=== EXCERPT PROVIDED ===
Streamside greenhood
- Conservation status: Vulnerable (EPBC Act)

Scientific classification
- Kingdom: Plantae
- Clade: Tracheophytes
- Clade: Angiosperms
- Clade: Monocots
- Order: Asparagales
- Family: Orchidaceae
- Subfamily: Orchidoideae
- Tribe: Cranichideae
- Genus: Pterostylis
- Species: P. riparia
- Binomial name: Pterostylis riparia D.L.Jones

= Pterostylis riparia =

- Genus: Pterostylis
- Species: riparia
- Authority: D.L.Jones
- Conservation status: VU

Species of orchid

Pterostylis riparia, commonly known as the streamside greenhood, is a plant in the orchid family Orchidaceae and is endemic to New South Wales. Both flowering and non-flowering plants have a rosette of dark green, fleshy leaves. Flowering plants have a single, relatively large green, white and reddish-brown flower with a deeply notched sinus between hairy lateral sepals.
===
DIRECTIONS:
1 - List every clade named in the scientific classification of the streamside greenhood entry.
2 - According to the streamside greenhood entry, where is the plant endemic?
=== INFORMATION ===
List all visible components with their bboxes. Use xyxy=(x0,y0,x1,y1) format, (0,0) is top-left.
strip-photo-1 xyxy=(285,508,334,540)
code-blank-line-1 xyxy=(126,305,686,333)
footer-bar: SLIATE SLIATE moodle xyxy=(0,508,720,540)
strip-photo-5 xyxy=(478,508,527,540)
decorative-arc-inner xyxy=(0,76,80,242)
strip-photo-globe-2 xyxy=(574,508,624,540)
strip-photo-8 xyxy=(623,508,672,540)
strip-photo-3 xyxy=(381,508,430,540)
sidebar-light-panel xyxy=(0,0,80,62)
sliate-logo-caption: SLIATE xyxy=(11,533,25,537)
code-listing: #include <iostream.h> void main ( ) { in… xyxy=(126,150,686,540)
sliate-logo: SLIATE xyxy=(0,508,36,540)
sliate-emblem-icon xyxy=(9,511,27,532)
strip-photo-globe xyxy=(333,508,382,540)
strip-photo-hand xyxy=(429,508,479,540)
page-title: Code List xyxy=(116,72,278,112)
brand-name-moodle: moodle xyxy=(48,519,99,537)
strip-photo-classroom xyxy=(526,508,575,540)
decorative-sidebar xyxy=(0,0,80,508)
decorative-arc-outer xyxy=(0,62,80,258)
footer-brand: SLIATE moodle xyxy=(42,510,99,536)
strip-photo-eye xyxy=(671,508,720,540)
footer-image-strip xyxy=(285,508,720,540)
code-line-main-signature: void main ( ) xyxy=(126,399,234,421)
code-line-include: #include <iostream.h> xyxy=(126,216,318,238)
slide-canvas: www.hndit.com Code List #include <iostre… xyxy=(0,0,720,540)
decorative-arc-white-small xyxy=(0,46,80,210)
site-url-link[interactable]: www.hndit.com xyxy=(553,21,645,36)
===
RESPONSES TO THE EXERCISE:
1 - Tracheophytes, Angiosperms, Monocots

2 - New South Wales